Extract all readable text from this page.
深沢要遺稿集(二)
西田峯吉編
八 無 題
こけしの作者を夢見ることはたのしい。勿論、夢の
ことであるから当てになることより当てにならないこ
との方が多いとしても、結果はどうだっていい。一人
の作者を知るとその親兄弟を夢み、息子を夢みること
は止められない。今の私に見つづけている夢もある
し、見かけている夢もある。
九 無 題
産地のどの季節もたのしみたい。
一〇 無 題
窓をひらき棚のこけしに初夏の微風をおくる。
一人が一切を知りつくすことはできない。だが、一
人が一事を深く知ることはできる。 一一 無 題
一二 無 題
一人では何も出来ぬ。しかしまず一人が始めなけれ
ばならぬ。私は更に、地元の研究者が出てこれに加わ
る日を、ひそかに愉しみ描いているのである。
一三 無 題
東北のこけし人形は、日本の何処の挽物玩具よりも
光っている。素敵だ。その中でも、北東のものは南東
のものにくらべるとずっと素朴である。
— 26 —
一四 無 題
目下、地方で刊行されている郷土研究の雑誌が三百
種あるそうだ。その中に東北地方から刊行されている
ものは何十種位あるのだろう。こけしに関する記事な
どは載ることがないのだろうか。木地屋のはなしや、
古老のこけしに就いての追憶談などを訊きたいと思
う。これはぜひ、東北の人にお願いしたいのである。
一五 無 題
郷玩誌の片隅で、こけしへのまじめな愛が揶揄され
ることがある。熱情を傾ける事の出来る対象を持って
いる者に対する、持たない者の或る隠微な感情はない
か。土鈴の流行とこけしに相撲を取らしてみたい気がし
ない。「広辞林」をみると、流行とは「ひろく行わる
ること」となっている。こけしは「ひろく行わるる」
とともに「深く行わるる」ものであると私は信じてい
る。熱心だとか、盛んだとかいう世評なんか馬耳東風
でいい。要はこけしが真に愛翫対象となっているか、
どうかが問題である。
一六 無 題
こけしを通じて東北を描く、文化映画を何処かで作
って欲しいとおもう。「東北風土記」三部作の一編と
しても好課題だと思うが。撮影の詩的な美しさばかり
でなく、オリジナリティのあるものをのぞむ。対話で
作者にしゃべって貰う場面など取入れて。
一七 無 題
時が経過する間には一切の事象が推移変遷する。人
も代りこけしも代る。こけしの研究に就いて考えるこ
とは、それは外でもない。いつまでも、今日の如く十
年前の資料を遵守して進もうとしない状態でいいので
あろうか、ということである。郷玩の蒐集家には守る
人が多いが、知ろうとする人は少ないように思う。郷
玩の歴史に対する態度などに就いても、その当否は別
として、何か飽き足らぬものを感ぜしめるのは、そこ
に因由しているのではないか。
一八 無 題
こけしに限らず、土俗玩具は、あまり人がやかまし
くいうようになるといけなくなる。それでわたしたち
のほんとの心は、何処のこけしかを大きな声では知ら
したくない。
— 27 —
- - - - - - -
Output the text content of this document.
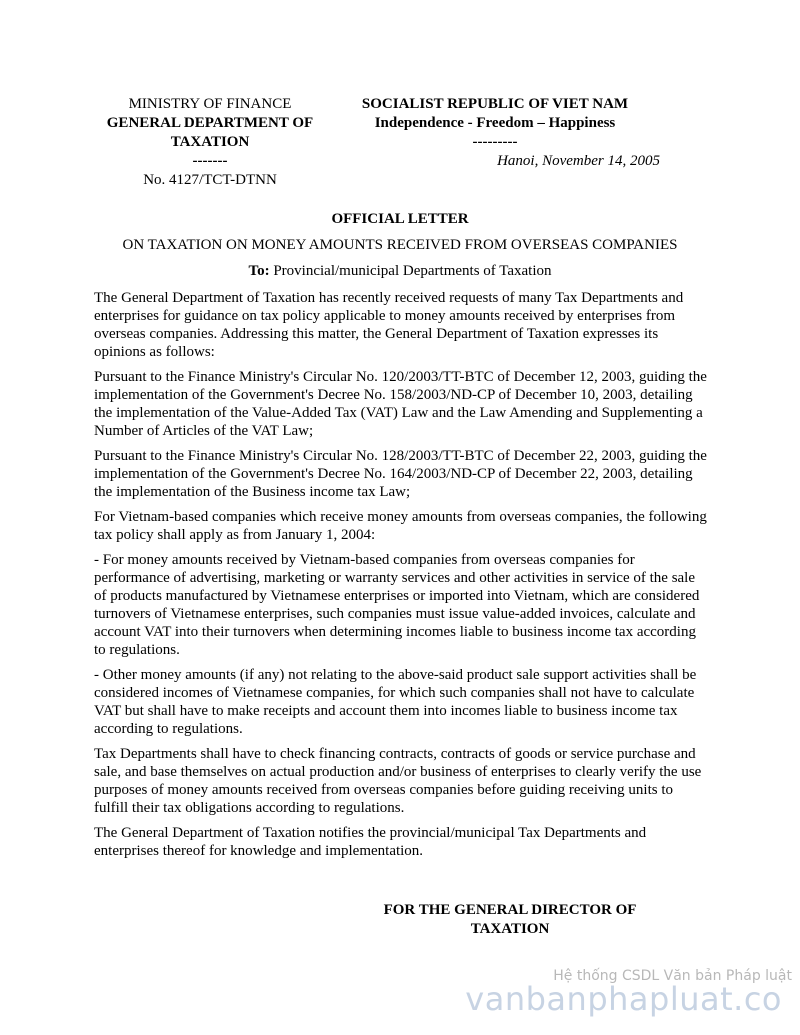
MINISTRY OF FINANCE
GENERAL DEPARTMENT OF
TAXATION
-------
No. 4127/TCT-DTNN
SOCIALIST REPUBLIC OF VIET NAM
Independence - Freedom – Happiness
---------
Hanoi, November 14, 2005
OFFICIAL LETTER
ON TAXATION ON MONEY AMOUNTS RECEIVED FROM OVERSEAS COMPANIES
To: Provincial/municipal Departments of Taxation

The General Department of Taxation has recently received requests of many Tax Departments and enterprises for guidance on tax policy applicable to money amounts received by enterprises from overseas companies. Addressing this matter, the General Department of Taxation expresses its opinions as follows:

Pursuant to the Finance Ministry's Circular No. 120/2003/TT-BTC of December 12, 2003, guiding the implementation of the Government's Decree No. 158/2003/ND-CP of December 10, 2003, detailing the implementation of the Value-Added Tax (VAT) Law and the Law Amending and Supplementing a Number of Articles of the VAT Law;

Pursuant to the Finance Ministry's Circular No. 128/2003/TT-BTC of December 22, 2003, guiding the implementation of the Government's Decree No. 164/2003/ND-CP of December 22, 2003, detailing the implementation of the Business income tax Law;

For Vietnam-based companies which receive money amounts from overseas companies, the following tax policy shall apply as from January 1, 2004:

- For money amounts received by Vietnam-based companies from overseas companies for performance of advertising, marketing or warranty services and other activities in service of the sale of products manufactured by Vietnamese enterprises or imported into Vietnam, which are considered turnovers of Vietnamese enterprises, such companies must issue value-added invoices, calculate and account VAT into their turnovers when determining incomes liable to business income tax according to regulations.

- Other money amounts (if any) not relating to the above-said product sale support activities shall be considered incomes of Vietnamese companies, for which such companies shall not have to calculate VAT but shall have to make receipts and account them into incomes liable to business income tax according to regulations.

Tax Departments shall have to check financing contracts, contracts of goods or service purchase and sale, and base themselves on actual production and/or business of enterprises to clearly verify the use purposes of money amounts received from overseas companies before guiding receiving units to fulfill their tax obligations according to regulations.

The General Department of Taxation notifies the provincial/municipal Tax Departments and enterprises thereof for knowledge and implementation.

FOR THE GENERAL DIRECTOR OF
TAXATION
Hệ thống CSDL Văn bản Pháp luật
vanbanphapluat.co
- - - - - - -
TASK OBJECTIVE
From the entries above, select each line containing the string "Pursuant".

RIGHT ANSWER
Pursuant to the Finance Ministry's Circular No. 120/2003/TT-BTC of December 12, 2003, guiding the implementation of the Government's Decree No. 158/2003/ND-CP of December 10, 2003, detailing the implementation of the Value-Added Tax (VAT) Law and the Law Amending and Supplementing a Number of Articles of the VAT Law;
Pursuant to the Finance Ministry's Circular No. 128/2003/TT-BTC of December 22, 2003, guiding the implementation of the Government's Decree No. 164/2003/ND-CP of December 22, 2003, detailing the implementation of the Business income tax Law;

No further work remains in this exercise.